◆ OBJECTIVE ◆
Answer with a number only: how many lines of the data contain "Cube"?

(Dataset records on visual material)
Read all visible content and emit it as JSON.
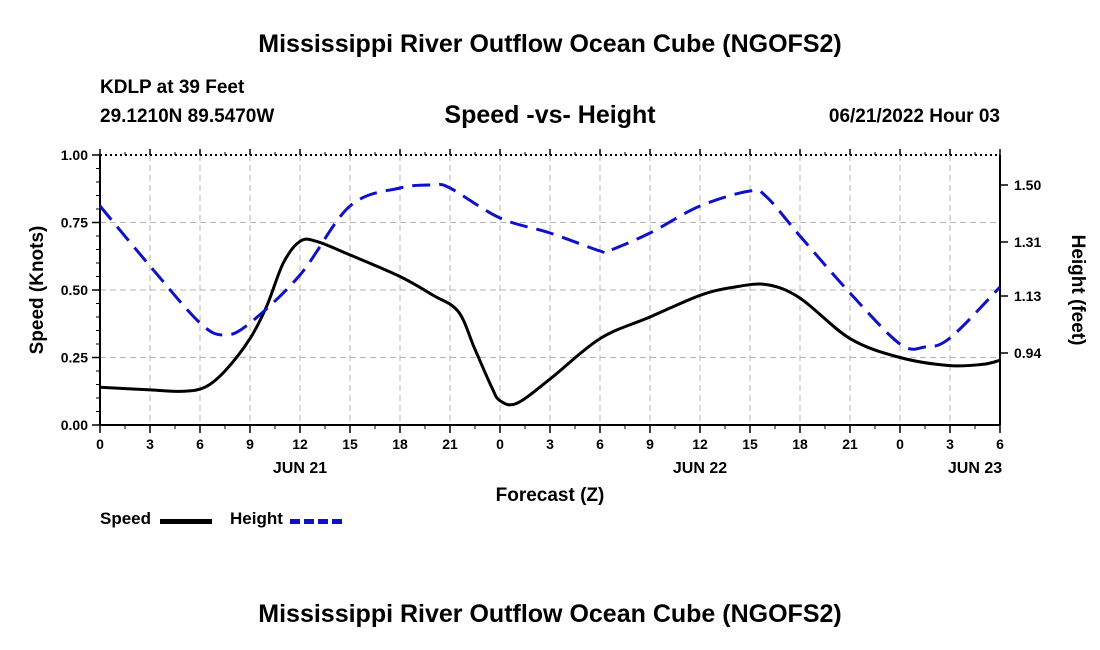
{
  "header": {
    "title": "Mississippi River Outflow Ocean Cube (NGOFS2)",
    "station": "KDLP at 39 Feet",
    "coords": "29.1210N  89.5470W",
    "date": "06/21/2022 Hour 03"
  },
  "footer": {
    "title": "Mississippi River Outflow Ocean Cube (NGOFS2)"
  },
  "colors": {
    "speed": "#000000",
    "height": "#1010c8",
    "grid": "#b4b4b4"
  },
  "chart_data": {
    "type": "line",
    "title": "Speed -vs- Height",
    "xlabel": "Forecast (Z)",
    "ylabel_left": "Speed (Knots)",
    "ylabel_right": "Height (feet)",
    "x_range_hours": [
      0,
      54
    ],
    "x_tick_step_hours": 1.5,
    "x_labeled_ticks": [
      {
        "h": 0,
        "label": "0"
      },
      {
        "h": 3,
        "label": "3"
      },
      {
        "h": 6,
        "label": "6"
      },
      {
        "h": 9,
        "label": "9"
      },
      {
        "h": 12,
        "label": "12"
      },
      {
        "h": 15,
        "label": "15"
      },
      {
        "h": 18,
        "label": "18"
      },
      {
        "h": 21,
        "label": "21"
      },
      {
        "h": 24,
        "label": "0"
      },
      {
        "h": 27,
        "label": "3"
      },
      {
        "h": 30,
        "label": "6"
      },
      {
        "h": 33,
        "label": "9"
      },
      {
        "h": 36,
        "label": "12"
      },
      {
        "h": 39,
        "label": "15"
      },
      {
        "h": 42,
        "label": "18"
      },
      {
        "h": 45,
        "label": "21"
      },
      {
        "h": 48,
        "label": "0"
      },
      {
        "h": 51,
        "label": "3"
      },
      {
        "h": 54,
        "label": "6"
      }
    ],
    "day_labels": [
      {
        "h": 12,
        "label": "JUN 21"
      },
      {
        "h": 36,
        "label": "JUN 22"
      },
      {
        "h": 52.5,
        "label": "JUN 23"
      }
    ],
    "y_left": {
      "min": 0,
      "max": 1,
      "ticks": [
        0,
        0.25,
        0.5,
        0.75,
        1.0
      ],
      "labels": [
        "0.00",
        "0.25",
        "0.50",
        "0.75",
        "1.00"
      ]
    },
    "y_right": {
      "min": 0.7,
      "max": 1.6,
      "ticks": [
        0.94,
        1.13,
        1.31,
        1.5
      ],
      "labels": [
        "0.94",
        "1.13",
        "1.31",
        "1.50"
      ]
    },
    "series": [
      {
        "name": "Speed",
        "axis": "left",
        "style": "solid",
        "x": [
          0,
          3,
          5,
          6.3,
          7.5,
          9,
          10,
          11,
          12,
          13,
          15,
          18,
          20,
          21.5,
          22.5,
          23.5,
          24,
          25,
          27,
          30,
          33,
          36,
          38,
          40,
          42,
          45,
          48,
          51,
          53,
          54
        ],
        "y": [
          0.14,
          0.13,
          0.125,
          0.14,
          0.2,
          0.32,
          0.44,
          0.6,
          0.68,
          0.68,
          0.63,
          0.55,
          0.48,
          0.42,
          0.28,
          0.14,
          0.09,
          0.08,
          0.17,
          0.32,
          0.4,
          0.48,
          0.51,
          0.52,
          0.47,
          0.32,
          0.25,
          0.22,
          0.225,
          0.24
        ]
      },
      {
        "name": "Height",
        "axis": "right",
        "style": "dashed",
        "x": [
          0,
          3,
          6,
          7.5,
          9,
          12,
          15,
          18,
          20,
          21,
          24,
          27,
          30,
          30.5,
          33,
          36,
          39,
          40,
          42,
          45,
          48,
          49.5,
          51,
          54
        ],
        "y": [
          1.43,
          1.23,
          1.04,
          1.0,
          1.04,
          1.2,
          1.43,
          1.49,
          1.5,
          1.49,
          1.39,
          1.34,
          1.28,
          1.28,
          1.34,
          1.43,
          1.48,
          1.46,
          1.33,
          1.14,
          0.97,
          0.96,
          0.99,
          1.16
        ]
      }
    ],
    "legend": [
      {
        "name": "Speed",
        "style": "solid"
      },
      {
        "name": "Height",
        "style": "dashed"
      }
    ]
  }
}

◆ EXERCISE RESPONSE ◆
2